→ WHAT TO DO: Transcribe each of the records below exactly, excluding all pictures.

═══ PROVIDED RECORDS

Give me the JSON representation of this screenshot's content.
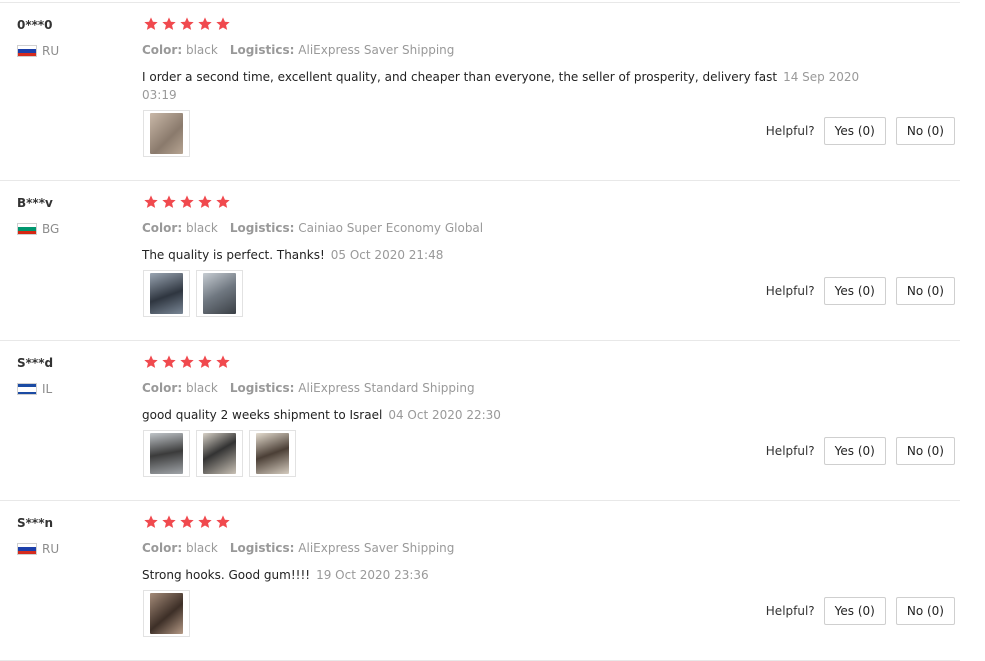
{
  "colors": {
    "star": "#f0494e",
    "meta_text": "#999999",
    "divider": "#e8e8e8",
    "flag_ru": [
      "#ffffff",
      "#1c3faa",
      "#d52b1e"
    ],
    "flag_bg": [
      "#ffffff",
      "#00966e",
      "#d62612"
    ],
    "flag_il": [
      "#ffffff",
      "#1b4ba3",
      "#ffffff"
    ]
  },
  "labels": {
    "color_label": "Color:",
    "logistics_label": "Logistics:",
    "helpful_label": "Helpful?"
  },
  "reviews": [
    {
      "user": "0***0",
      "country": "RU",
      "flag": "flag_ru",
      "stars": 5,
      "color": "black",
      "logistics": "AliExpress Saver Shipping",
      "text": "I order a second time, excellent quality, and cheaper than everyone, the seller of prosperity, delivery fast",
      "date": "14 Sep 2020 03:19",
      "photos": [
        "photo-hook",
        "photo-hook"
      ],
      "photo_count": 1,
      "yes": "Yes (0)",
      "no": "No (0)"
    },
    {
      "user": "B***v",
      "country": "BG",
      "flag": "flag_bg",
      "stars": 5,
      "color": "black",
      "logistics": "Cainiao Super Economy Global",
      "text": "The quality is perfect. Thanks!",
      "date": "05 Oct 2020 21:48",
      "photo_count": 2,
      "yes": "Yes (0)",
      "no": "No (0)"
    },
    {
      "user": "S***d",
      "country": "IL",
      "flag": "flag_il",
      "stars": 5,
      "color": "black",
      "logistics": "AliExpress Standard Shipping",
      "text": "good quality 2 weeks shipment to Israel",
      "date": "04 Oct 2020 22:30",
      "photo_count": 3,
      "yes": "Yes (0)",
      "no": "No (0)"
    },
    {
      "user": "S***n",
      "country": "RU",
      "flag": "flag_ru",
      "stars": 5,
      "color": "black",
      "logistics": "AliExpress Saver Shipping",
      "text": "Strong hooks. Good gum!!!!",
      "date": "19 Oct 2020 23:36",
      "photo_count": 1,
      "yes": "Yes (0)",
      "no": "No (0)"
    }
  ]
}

══════

→ WRITTEN REPLY:
Give me the JSON representation of this screenshot's content.
{
  "colors": {
    "star": "#f0494e",
    "meta_text": "#999999",
    "divider": "#e8e8e8",
    "flag_ru": [
      "#ffffff",
      "#1c3faa",
      "#d52b1e"
    ],
    "flag_bg": [
      "#ffffff",
      "#00966e",
      "#d62612"
    ],
    "flag_il": [
      "#ffffff",
      "#1b4ba3",
      "#ffffff"
    ]
  },
  "labels": {
    "color_label": "Color:",
    "logistics_label": "Logistics:",
    "helpful_label": "Helpful?"
  },
  "reviews": [
    {
      "user": "0***0",
      "country": "RU",
      "flag": "flag_ru",
      "stars": 5,
      "color": "black",
      "logistics": "AliExpress Saver Shipping",
      "text": "I order a second time, excellent quality, and cheaper than everyone, the seller of prosperity, delivery fast",
      "date": "14 Sep 2020 03:19",
      "photos": [
        "photo-hook",
        "photo-hook"
      ],
      "photo_count": 1,
      "yes": "Yes (0)",
      "no": "No (0)"
    },
    {
      "user": "B***v",
      "country": "BG",
      "flag": "flag_bg",
      "stars": 5,
      "color": "black",
      "logistics": "Cainiao Super Economy Global",
      "text": "The quality is perfect. Thanks!",
      "date": "05 Oct 2020 21:48",
      "photo_count": 2,
      "yes": "Yes (0)",
      "no": "No (0)"
    },
    {
      "user": "S***d",
      "country": "IL",
      "flag": "flag_il",
      "stars": 5,
      "color": "black",
      "logistics": "AliExpress Standard Shipping",
      "text": "good quality 2 weeks shipment to Israel",
      "date": "04 Oct 2020 22:30",
      "photo_count": 3,
      "yes": "Yes (0)",
      "no": "No (0)"
    },
    {
      "user": "S***n",
      "country": "RU",
      "flag": "flag_ru",
      "stars": 5,
      "color": "black",
      "logistics": "AliExpress Saver Shipping",
      "text": "Strong hooks. Good gum!!!!",
      "date": "19 Oct 2020 23:36",
      "photo_count": 1,
      "yes": "Yes (0)",
      "no": "No (0)"
    }
  ]
}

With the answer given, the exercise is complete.